Dataset items
----

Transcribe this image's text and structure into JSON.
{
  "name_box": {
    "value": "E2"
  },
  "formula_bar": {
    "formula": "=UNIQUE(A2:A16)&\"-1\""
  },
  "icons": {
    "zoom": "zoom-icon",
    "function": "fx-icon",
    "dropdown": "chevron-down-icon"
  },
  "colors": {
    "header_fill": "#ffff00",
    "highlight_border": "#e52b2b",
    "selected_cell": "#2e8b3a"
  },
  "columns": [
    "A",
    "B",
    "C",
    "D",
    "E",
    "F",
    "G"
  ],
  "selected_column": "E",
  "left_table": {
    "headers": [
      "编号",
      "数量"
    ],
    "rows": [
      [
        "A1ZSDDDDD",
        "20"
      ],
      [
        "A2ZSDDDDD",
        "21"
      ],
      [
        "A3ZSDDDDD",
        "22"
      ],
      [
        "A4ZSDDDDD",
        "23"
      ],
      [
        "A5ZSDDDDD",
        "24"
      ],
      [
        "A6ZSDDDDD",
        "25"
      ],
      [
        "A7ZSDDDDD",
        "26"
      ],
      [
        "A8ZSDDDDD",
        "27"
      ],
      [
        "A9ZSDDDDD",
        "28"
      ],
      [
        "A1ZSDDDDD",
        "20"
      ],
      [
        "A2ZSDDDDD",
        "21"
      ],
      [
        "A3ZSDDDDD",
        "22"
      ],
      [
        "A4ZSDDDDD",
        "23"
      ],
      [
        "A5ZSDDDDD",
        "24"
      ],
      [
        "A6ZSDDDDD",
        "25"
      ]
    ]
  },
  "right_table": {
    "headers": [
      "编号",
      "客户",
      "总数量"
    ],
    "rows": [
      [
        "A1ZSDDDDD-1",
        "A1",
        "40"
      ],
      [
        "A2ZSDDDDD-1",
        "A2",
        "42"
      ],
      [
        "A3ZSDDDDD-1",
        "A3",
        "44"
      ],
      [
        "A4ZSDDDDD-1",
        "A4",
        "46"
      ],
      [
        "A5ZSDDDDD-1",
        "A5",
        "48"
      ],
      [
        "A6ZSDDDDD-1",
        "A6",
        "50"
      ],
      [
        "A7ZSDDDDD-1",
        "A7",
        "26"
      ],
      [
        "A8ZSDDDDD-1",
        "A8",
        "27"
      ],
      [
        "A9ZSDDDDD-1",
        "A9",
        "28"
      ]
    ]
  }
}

----

● **Task goal**:
Give all the records again. Match them exactly.

● **Result**:
Transcribe this image's text and structure into JSON.
{
  "name_box": {
    "value": "E2"
  },
  "formula_bar": {
    "formula": "=UNIQUE(A2:A16)&\"-1\""
  },
  "icons": {
    "zoom": "zoom-icon",
    "function": "fx-icon",
    "dropdown": "chevron-down-icon"
  },
  "colors": {
    "header_fill": "#ffff00",
    "highlight_border": "#e52b2b",
    "selected_cell": "#2e8b3a"
  },
  "columns": [
    "A",
    "B",
    "C",
    "D",
    "E",
    "F",
    "G"
  ],
  "selected_column": "E",
  "left_table": {
    "headers": [
      "编号",
      "数量"
    ],
    "rows": [
      [
        "A1ZSDDDDD",
        "20"
      ],
      [
        "A2ZSDDDDD",
        "21"
      ],
      [
        "A3ZSDDDDD",
        "22"
      ],
      [
        "A4ZSDDDDD",
        "23"
      ],
      [
        "A5ZSDDDDD",
        "24"
      ],
      [
        "A6ZSDDDDD",
        "25"
      ],
      [
        "A7ZSDDDDD",
        "26"
      ],
      [
        "A8ZSDDDDD",
        "27"
      ],
      [
        "A9ZSDDDDD",
        "28"
      ],
      [
        "A1ZSDDDDD",
        "20"
      ],
      [
        "A2ZSDDDDD",
        "21"
      ],
      [
        "A3ZSDDDDD",
        "22"
      ],
      [
        "A4ZSDDDDD",
        "23"
      ],
      [
        "A5ZSDDDDD",
        "24"
      ],
      [
        "A6ZSDDDDD",
        "25"
      ]
    ]
  },
  "right_table": {
    "headers": [
      "编号",
      "客户",
      "总数量"
    ],
    "rows": [
      [
        "A1ZSDDDDD-1",
        "A1",
        "40"
      ],
      [
        "A2ZSDDDDD-1",
        "A2",
        "42"
      ],
      [
        "A3ZSDDDDD-1",
        "A3",
        "44"
      ],
      [
        "A4ZSDDDDD-1",
        "A4",
        "46"
      ],
      [
        "A5ZSDDDDD-1",
        "A5",
        "48"
      ],
      [
        "A6ZSDDDDD-1",
        "A6",
        "50"
      ],
      [
        "A7ZSDDDDD-1",
        "A7",
        "26"
      ],
      [
        "A8ZSDDDDD-1",
        "A8",
        "27"
      ],
      [
        "A9ZSDDDDD-1",
        "A9",
        "28"
      ]
    ]
  }
}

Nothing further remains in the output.